Exercise prompt: Omit the pictures and output every entry below exactly as written.

Data to use:
==============================
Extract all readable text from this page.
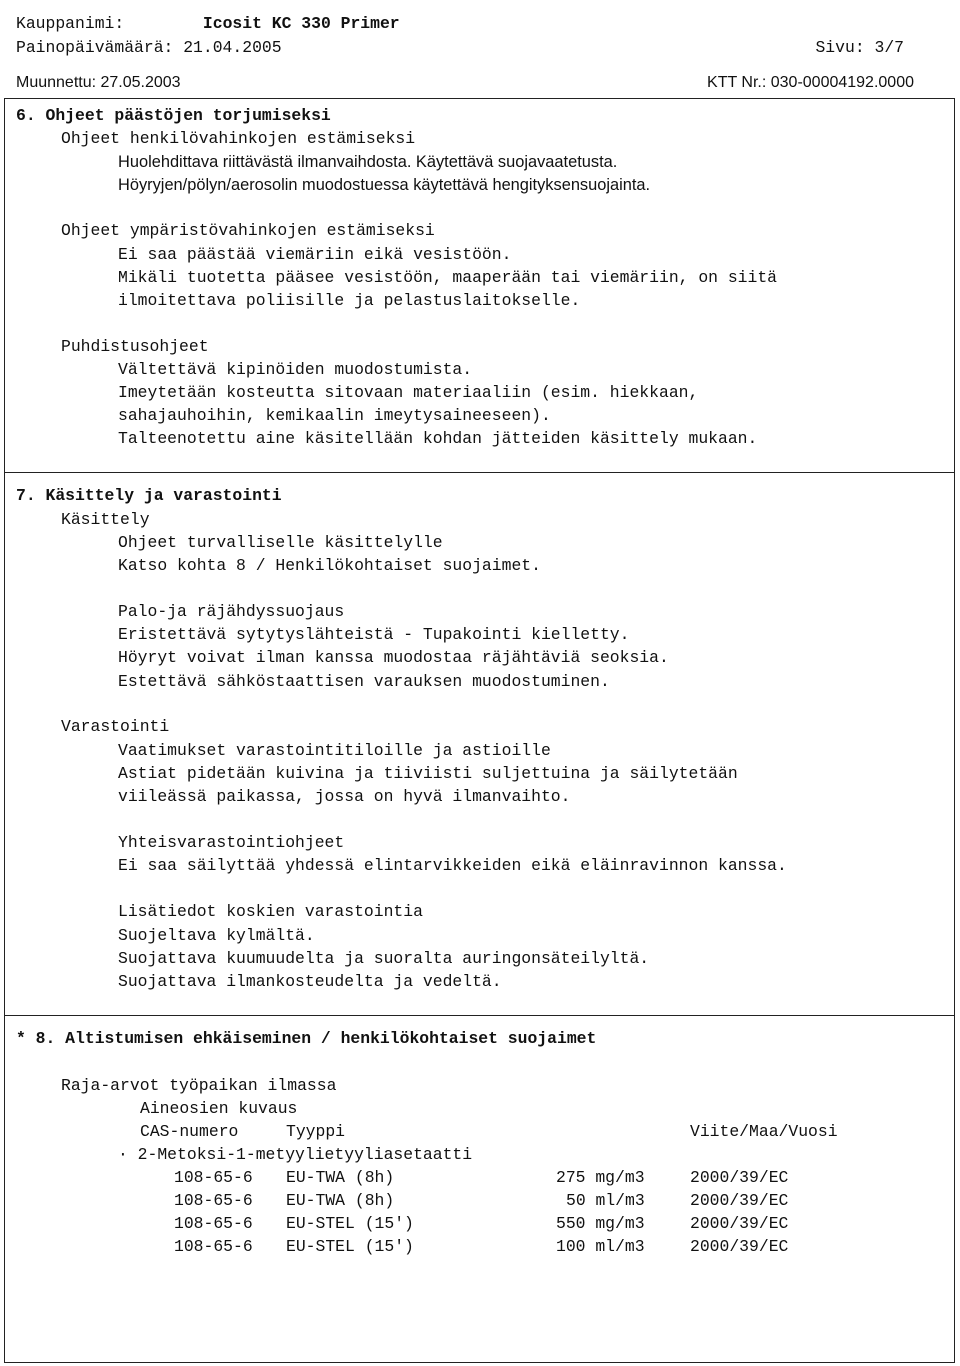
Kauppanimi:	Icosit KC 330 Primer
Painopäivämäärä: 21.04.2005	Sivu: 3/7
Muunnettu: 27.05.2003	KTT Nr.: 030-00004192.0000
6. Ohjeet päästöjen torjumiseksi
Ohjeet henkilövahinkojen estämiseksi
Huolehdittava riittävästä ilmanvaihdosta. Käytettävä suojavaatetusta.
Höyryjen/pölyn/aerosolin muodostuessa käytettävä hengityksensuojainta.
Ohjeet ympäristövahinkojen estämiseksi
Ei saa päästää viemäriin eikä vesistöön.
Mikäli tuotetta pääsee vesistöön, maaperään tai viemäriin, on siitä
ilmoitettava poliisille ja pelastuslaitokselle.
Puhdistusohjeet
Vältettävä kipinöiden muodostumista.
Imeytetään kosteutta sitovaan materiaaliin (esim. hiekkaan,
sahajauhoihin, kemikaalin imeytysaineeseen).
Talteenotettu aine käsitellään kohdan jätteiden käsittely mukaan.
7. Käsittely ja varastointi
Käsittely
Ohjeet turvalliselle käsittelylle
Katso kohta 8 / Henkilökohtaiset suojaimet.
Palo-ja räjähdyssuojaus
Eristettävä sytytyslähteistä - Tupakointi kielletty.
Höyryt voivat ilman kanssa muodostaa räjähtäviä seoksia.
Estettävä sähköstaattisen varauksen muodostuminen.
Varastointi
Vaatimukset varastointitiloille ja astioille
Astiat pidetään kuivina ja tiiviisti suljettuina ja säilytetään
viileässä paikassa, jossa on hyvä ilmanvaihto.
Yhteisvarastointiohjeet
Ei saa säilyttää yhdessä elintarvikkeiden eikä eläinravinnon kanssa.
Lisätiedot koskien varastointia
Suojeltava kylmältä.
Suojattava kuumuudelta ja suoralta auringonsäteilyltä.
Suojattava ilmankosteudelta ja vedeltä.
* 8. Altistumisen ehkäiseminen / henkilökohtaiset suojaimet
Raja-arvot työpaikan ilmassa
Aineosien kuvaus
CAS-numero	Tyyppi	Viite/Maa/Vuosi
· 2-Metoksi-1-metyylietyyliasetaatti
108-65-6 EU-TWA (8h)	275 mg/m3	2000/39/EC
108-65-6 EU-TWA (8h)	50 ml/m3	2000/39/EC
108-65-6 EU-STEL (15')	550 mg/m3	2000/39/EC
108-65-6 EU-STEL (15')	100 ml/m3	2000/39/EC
==============================
Written answer:
Extract all readable text from this page.
Kauppanimi:	Icosit KC 330 Primer
Painopäivämäärä: 21.04.2005	Sivu: 3/7
Muunnettu: 27.05.2003	KTT Nr.: 030-00004192.0000
6. Ohjeet päästöjen torjumiseksi
Ohjeet henkilövahinkojen estämiseksi
Huolehdittava riittävästä ilmanvaihdosta. Käytettävä suojavaatetusta.
Höyryjen/pölyn/aerosolin muodostuessa käytettävä hengityksensuojainta.
Ohjeet ympäristövahinkojen estämiseksi
Ei saa päästää viemäriin eikä vesistöön.
Mikäli tuotetta pääsee vesistöön, maaperään tai viemäriin, on siitä
ilmoitettava poliisille ja pelastuslaitokselle.
Puhdistusohjeet
Vältettävä kipinöiden muodostumista.
Imeytetään kosteutta sitovaan materiaaliin (esim. hiekkaan,
sahajauhoihin, kemikaalin imeytysaineeseen).
Talteenotettu aine käsitellään kohdan jätteiden käsittely mukaan.
7. Käsittely ja varastointi
Käsittely
Ohjeet turvalliselle käsittelylle
Katso kohta 8 / Henkilökohtaiset suojaimet.
Palo-ja räjähdyssuojaus
Eristettävä sytytyslähteistä - Tupakointi kielletty.
Höyryt voivat ilman kanssa muodostaa räjähtäviä seoksia.
Estettävä sähköstaattisen varauksen muodostuminen.
Varastointi
Vaatimukset varastointitiloille ja astioille
Astiat pidetään kuivina ja tiiviisti suljettuina ja säilytetään
viileässä paikassa, jossa on hyvä ilmanvaihto.
Yhteisvarastointiohjeet
Ei saa säilyttää yhdessä elintarvikkeiden eikä eläinravinnon kanssa.
Lisätiedot koskien varastointia
Suojeltava kylmältä.
Suojattava kuumuudelta ja suoralta auringonsäteilyltä.
Suojattava ilmankosteudelta ja vedeltä.
* 8. Altistumisen ehkäiseminen / henkilökohtaiset suojaimet
Raja-arvot työpaikan ilmassa
Aineosien kuvaus
CAS-numero	Tyyppi	Viite/Maa/Vuosi
· 2-Metoksi-1-metyylietyyliasetaatti
108-65-6 EU-TWA (8h)	275 mg/m3	2000/39/EC
108-65-6 EU-TWA (8h)	50 ml/m3	2000/39/EC
108-65-6 EU-STEL (15')	550 mg/m3	2000/39/EC
108-65-6 EU-STEL (15')	100 ml/m3	2000/39/EC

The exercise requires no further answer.